## Quoted passage
— Begin —

And I do stick to what I learned at university, that there has been a long process of writing, rewriting, redaction, „corrections“ and what not on the bible text, before what we have today in our modern language bibles, be it KJV, NIV, German Luther translation or Volxbibel. Whoever had a look into textual criticism knows, this is also true for ancient language bibles, we have nothing that we could call the original, though deviations of the different original language texts from one another is in most cases not very big.

So the bible is a book, composed by mostly men of middle eastern descent, from cultures that are different to our own cultures, that even differ within themselves: Whoever composed the Miriam-Song lived in a completely different reality than whoever composed the Apocalypse of John.

Apocalypse of John? Didn’t John write it? Some folks seem to be obsessed with such questions, they seem to think that if John did not write the Apocalypse of John, all other things written down might be lies, too, and if that’d be so, what use would it to be to even look at the bible?

You see we also touch the next question, how to use the bible, but we have not yet been talking about the purpose. So what would be the purpose of the bible being written?

Some folks might say: To give directions to true believers to know whatever they are to do in any situation, or to reveal the will of God Almighty or something along these lines.

I think of it a bit differently. I think there were men who had an experience with God and wanted to write it down, one way or another. And other people read that, because it gave them something. And they retold the story, and it was changed to fit other circumstances, but sometimes it was also kept, the different story parts might have gone through quite some change as they turned into the composition of the bible we have today. It is a lengthy process.

Now one thing is important to me. No, make that two: One thing is that the people involved did not (for the most part – we are all sinners, aren’t we?) do it for some evil plans to be fulfilled, they wanted to tell of God, how they experienced Him. Whether they used the form of fiction (similar to C.S. Lewis or J.R.R. Tolkin), historical setting (Ken Follet?) or whatever form of literature – they wanted to tell of what they experienced with God.They were sincere.

— End —

## What to work on
A) In the passage on the Bible's origins, which modern-language Bibles does the writer name?
B) Update the passage on the Bible's origins from "Some folks might" to "a lengthy process.", putting "account" in place of "story".

## Stored data
— Begin —

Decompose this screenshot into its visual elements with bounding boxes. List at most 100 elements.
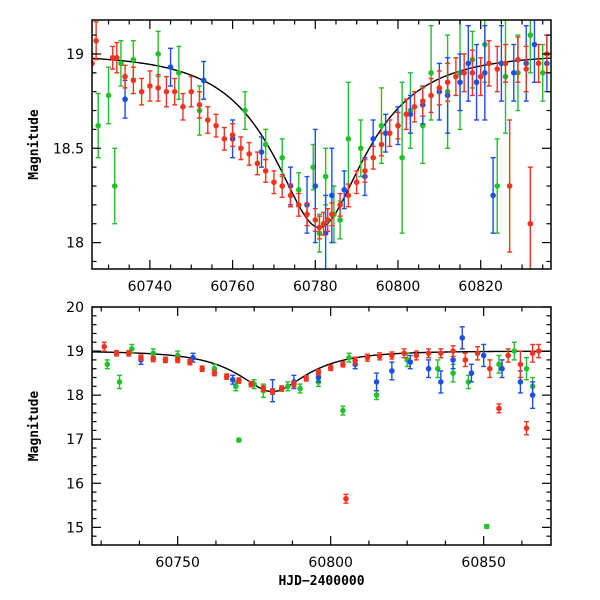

— End —

## Answer list
A) KJV, NIV, the German Luther translation, and Volxbibel.

B)
Some folks might say: To give directions to true believers to know whatever they are to do in any situation, or to reveal the will of God Almighty or something along these lines.

I think of it a bit differently. I think there were men who had an experience with God and wanted to write it down, one way or another. And other people read that, because it gave them something. And they retold the account, and it was changed to fit other circumstances, but sometimes it was also kept, the different account parts might have gone through quite some change as they turned into the composition of the bible we have today. It is a lengthy process.